**EXERCISE REQUIREMENTS**
Repeat the material below exactly, line for line.

* start DATA RECORDS *

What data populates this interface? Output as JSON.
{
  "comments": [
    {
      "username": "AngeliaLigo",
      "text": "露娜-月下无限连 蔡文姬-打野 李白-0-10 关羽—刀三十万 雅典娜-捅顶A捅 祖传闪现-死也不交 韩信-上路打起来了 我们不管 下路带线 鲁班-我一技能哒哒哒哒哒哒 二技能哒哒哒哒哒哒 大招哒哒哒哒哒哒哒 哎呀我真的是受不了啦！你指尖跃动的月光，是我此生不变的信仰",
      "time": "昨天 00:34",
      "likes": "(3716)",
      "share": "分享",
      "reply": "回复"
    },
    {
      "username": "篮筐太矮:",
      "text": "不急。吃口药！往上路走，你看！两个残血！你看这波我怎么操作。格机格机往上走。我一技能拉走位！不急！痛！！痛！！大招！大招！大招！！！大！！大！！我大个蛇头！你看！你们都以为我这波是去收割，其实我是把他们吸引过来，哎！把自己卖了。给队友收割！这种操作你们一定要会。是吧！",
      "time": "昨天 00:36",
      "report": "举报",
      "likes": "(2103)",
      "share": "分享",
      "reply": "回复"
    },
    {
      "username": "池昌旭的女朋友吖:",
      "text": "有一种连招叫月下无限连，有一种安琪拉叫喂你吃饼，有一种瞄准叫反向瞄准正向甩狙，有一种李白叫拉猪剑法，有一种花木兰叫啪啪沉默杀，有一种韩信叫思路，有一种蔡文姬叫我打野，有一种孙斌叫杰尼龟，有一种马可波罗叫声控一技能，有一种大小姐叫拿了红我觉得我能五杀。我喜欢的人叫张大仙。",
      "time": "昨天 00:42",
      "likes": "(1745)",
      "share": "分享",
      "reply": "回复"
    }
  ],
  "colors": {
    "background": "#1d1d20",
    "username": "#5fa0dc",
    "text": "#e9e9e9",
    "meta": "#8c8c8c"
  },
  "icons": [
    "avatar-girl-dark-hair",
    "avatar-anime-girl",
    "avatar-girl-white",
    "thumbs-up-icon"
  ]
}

* end DATA RECORDS *

**ANSWER FOR THE TASK**
What data populates this interface? Output as JSON.
{
  "comments": [
    {
      "username": "AngeliaLigo",
      "text": "露娜-月下无限连 蔡文姬-打野 李白-0-10 关羽—刀三十万 雅典娜-捅顶A捅 祖传闪现-死也不交 韩信-上路打起来了 我们不管 下路带线 鲁班-我一技能哒哒哒哒哒哒 二技能哒哒哒哒哒哒 大招哒哒哒哒哒哒哒 哎呀我真的是受不了啦！你指尖跃动的月光，是我此生不变的信仰",
      "time": "昨天 00:34",
      "likes": "(3716)",
      "share": "分享",
      "reply": "回复"
    },
    {
      "username": "篮筐太矮:",
      "text": "不急。吃口药！往上路走，你看！两个残血！你看这波我怎么操作。格机格机往上走。我一技能拉走位！不急！痛！！痛！！大招！大招！大招！！！大！！大！！我大个蛇头！你看！你们都以为我这波是去收割，其实我是把他们吸引过来，哎！把自己卖了。给队友收割！这种操作你们一定要会。是吧！",
      "time": "昨天 00:36",
      "report": "举报",
      "likes": "(2103)",
      "share": "分享",
      "reply": "回复"
    },
    {
      "username": "池昌旭的女朋友吖:",
      "text": "有一种连招叫月下无限连，有一种安琪拉叫喂你吃饼，有一种瞄准叫反向瞄准正向甩狙，有一种李白叫拉猪剑法，有一种花木兰叫啪啪沉默杀，有一种韩信叫思路，有一种蔡文姬叫我打野，有一种孙斌叫杰尼龟，有一种马可波罗叫声控一技能，有一种大小姐叫拿了红我觉得我能五杀。我喜欢的人叫张大仙。",
      "time": "昨天 00:42",
      "likes": "(1745)",
      "share": "分享",
      "reply": "回复"
    }
  ],
  "colors": {
    "background": "#1d1d20",
    "username": "#5fa0dc",
    "text": "#e9e9e9",
    "meta": "#8c8c8c"
  },
  "icons": [
    "avatar-girl-dark-hair",
    "avatar-anime-girl",
    "avatar-girl-white",
    "thumbs-up-icon"
  ]
}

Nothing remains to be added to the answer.